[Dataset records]
══════════════════════════════

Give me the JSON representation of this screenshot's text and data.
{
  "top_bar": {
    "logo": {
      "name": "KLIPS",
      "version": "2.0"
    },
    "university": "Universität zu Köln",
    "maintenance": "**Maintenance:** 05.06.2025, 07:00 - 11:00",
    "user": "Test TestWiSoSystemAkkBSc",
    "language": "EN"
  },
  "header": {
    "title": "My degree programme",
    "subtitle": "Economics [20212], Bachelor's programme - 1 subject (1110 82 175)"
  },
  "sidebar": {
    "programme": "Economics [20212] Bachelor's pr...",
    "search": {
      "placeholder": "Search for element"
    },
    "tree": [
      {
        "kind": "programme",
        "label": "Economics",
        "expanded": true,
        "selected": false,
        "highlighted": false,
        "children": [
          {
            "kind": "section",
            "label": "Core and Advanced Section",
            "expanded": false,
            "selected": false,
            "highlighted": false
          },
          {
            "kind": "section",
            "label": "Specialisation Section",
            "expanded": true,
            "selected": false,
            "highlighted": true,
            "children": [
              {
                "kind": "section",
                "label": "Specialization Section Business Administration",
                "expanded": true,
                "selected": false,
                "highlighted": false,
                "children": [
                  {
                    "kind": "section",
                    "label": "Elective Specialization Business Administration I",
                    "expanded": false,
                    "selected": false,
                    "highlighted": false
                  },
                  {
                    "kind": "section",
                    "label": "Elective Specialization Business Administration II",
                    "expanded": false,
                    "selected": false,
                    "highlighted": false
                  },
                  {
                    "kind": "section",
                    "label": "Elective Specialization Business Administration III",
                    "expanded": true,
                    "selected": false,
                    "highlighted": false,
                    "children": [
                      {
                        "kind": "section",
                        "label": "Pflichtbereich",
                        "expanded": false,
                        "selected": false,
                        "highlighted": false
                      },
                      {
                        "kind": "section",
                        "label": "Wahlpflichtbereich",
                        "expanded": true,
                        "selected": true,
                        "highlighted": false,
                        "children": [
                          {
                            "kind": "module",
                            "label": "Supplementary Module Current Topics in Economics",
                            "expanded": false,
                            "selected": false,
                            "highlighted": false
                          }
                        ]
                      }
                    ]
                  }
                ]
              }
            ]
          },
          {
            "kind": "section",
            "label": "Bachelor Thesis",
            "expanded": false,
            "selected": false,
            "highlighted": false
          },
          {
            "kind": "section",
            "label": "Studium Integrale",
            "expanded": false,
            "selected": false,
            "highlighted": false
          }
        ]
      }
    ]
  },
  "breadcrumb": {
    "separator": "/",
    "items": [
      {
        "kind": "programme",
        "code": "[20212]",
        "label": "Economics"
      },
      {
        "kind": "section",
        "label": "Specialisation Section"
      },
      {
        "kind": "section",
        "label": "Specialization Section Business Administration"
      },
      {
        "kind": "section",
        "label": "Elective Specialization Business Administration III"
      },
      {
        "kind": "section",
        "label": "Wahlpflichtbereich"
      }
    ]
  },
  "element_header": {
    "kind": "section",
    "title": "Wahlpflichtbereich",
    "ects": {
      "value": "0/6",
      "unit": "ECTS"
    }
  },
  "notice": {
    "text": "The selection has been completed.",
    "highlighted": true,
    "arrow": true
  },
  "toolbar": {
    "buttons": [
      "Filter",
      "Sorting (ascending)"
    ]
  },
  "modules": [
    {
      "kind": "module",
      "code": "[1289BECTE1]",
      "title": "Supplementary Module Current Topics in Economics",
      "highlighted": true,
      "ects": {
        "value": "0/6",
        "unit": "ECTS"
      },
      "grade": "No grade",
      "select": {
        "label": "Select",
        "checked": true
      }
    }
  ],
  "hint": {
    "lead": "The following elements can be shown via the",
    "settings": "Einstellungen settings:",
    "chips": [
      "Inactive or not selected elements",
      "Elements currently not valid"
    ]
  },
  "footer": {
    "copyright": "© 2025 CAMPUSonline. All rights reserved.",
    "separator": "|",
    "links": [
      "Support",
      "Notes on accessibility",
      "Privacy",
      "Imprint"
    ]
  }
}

══════════════════════════════

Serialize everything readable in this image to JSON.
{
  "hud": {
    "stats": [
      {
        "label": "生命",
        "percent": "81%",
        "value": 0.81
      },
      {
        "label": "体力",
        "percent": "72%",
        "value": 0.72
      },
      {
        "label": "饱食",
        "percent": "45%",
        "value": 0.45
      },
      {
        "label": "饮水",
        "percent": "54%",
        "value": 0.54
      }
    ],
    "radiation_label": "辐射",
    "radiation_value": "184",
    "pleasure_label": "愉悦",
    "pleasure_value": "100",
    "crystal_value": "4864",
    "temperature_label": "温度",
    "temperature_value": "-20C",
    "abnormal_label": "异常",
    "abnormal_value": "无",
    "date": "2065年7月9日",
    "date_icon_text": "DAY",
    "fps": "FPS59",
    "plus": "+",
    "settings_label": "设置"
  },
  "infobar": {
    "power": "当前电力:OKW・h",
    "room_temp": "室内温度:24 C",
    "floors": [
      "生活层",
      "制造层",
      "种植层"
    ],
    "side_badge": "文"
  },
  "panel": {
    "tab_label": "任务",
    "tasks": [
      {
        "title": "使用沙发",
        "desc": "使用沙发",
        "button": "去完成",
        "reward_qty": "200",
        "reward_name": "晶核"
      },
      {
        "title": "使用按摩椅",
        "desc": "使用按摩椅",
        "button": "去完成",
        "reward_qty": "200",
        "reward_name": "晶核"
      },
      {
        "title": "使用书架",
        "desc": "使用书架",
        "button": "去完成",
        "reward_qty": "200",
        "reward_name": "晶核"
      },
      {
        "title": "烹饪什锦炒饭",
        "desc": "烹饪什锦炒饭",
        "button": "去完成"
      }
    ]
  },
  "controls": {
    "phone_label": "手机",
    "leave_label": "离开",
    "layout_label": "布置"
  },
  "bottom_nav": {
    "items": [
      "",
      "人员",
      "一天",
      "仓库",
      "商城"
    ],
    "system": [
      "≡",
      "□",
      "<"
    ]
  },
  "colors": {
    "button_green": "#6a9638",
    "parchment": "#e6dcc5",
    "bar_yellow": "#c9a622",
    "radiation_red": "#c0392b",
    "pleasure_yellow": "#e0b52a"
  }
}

══════════════════════════════

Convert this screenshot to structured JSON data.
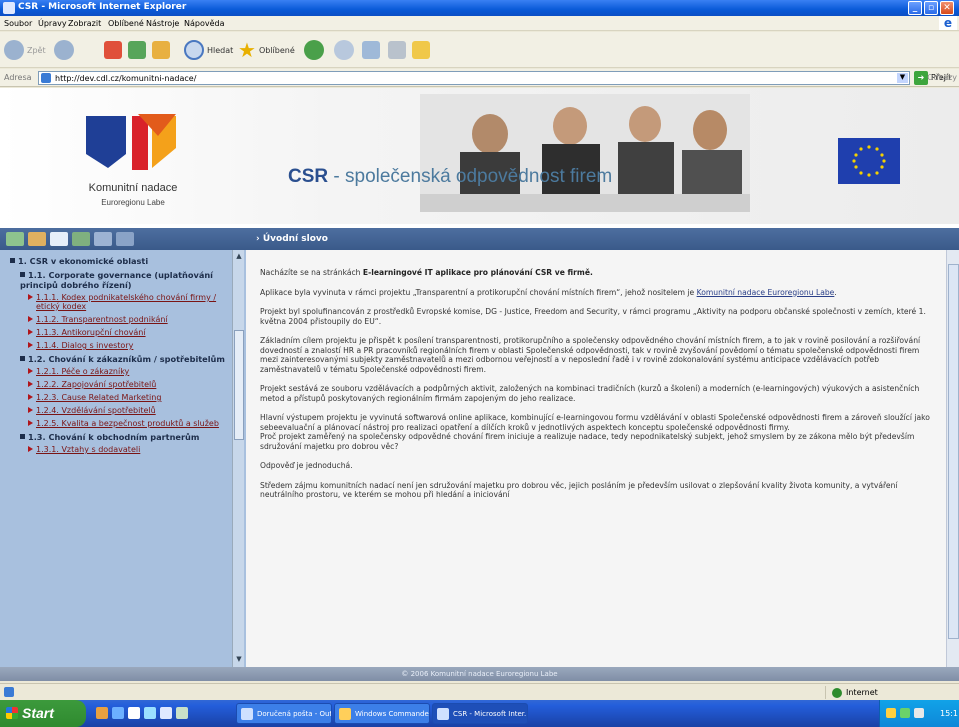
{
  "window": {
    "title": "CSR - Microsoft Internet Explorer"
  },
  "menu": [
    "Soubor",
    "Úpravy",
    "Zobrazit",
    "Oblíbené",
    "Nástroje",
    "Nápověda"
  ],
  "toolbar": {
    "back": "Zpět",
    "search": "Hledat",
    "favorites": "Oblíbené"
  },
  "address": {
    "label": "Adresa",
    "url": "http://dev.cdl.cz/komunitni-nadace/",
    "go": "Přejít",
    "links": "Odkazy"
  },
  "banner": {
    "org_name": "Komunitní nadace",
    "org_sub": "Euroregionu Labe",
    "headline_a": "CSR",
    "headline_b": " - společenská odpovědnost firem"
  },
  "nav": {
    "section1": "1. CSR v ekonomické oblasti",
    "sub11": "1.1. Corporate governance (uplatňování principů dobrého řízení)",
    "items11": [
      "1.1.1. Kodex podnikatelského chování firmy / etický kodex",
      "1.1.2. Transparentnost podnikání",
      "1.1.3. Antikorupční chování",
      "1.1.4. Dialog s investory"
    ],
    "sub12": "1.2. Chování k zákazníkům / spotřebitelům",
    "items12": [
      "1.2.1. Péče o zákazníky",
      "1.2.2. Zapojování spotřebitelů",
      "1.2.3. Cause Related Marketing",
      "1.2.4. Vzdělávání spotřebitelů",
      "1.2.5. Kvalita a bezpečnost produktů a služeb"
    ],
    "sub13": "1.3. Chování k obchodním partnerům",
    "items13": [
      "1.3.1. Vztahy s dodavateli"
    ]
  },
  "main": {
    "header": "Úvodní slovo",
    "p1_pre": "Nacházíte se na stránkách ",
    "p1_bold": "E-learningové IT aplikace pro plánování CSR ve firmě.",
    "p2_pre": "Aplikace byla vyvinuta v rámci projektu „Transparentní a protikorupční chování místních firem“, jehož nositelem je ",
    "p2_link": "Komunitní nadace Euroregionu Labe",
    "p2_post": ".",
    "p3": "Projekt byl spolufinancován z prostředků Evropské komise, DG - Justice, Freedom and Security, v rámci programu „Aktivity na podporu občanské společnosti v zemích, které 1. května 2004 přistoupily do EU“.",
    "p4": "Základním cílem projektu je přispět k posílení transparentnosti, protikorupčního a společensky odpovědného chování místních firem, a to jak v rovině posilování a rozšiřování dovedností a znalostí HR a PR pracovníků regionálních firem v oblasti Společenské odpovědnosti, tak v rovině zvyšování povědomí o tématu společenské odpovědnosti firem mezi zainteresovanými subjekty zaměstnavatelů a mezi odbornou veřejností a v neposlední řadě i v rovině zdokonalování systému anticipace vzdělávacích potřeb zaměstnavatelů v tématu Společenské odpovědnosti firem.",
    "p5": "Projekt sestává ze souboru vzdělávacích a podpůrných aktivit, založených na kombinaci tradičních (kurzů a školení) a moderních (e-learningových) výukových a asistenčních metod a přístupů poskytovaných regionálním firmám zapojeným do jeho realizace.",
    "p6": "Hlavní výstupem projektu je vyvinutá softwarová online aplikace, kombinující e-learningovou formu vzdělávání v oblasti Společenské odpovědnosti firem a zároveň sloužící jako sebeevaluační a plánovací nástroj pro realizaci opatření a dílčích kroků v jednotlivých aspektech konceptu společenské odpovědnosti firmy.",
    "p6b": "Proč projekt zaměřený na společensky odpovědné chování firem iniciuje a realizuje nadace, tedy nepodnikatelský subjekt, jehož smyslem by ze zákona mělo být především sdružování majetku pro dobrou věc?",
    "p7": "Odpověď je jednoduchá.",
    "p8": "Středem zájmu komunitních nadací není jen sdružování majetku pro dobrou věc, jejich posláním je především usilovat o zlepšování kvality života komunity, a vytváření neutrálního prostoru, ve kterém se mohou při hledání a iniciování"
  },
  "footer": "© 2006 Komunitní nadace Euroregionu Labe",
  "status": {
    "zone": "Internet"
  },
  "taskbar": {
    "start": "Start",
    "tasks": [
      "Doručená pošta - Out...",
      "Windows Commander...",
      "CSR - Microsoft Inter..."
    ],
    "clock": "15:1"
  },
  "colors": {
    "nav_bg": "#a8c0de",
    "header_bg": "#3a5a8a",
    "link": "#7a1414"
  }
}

══════════════════════════════

◆ **EXERCISE BRIEF**
From the entries, copy out each line containing the word "programme".

◆ **TASK RESPONSE**
    "title": "My degree programme",
    "subtitle": "Economics [20212], Bachelor's programme - 1 subject (1110 82 175)"
    "programme": "Economics [20212] Bachelor's pr...",
        "kind": "programme",
        "kind": "programme",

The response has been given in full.